[Aim of the task] Repeat each line exactly as it is written.

## start Record set

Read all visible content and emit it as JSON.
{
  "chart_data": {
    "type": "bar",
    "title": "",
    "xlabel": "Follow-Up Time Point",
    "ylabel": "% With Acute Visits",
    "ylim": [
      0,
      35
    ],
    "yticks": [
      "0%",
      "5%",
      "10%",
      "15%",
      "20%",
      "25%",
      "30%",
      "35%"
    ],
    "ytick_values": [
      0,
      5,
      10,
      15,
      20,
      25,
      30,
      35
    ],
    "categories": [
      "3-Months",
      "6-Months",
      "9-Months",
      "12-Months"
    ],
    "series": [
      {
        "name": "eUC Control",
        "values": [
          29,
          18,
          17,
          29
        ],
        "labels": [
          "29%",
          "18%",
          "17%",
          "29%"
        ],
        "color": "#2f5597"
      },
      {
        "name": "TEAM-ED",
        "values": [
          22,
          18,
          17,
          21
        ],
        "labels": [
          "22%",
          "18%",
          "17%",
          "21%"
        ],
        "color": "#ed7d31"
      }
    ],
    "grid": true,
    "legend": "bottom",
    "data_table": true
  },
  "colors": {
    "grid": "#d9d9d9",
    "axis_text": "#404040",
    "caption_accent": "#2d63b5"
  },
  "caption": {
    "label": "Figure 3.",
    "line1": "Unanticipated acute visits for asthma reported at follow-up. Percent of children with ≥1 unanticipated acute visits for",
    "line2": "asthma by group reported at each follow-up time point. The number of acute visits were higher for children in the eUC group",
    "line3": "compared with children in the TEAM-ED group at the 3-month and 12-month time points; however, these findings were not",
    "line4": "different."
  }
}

## end Record set

[Solution to this task]
Read all visible content and emit it as JSON.
{
  "chart_data": {
    "type": "bar",
    "title": "",
    "xlabel": "Follow-Up Time Point",
    "ylabel": "% With Acute Visits",
    "ylim": [
      0,
      35
    ],
    "yticks": [
      "0%",
      "5%",
      "10%",
      "15%",
      "20%",
      "25%",
      "30%",
      "35%"
    ],
    "ytick_values": [
      0,
      5,
      10,
      15,
      20,
      25,
      30,
      35
    ],
    "categories": [
      "3-Months",
      "6-Months",
      "9-Months",
      "12-Months"
    ],
    "series": [
      {
        "name": "eUC Control",
        "values": [
          29,
          18,
          17,
          29
        ],
        "labels": [
          "29%",
          "18%",
          "17%",
          "29%"
        ],
        "color": "#2f5597"
      },
      {
        "name": "TEAM-ED",
        "values": [
          22,
          18,
          17,
          21
        ],
        "labels": [
          "22%",
          "18%",
          "17%",
          "21%"
        ],
        "color": "#ed7d31"
      }
    ],
    "grid": true,
    "legend": "bottom",
    "data_table": true
  },
  "colors": {
    "grid": "#d9d9d9",
    "axis_text": "#404040",
    "caption_accent": "#2d63b5"
  },
  "caption": {
    "label": "Figure 3.",
    "line1": "Unanticipated acute visits for asthma reported at follow-up. Percent of children with ≥1 unanticipated acute visits for",
    "line2": "asthma by group reported at each follow-up time point. The number of acute visits were higher for children in the eUC group",
    "line3": "compared with children in the TEAM-ED group at the 3-month and 12-month time points; however, these findings were not",
    "line4": "different."
  }
}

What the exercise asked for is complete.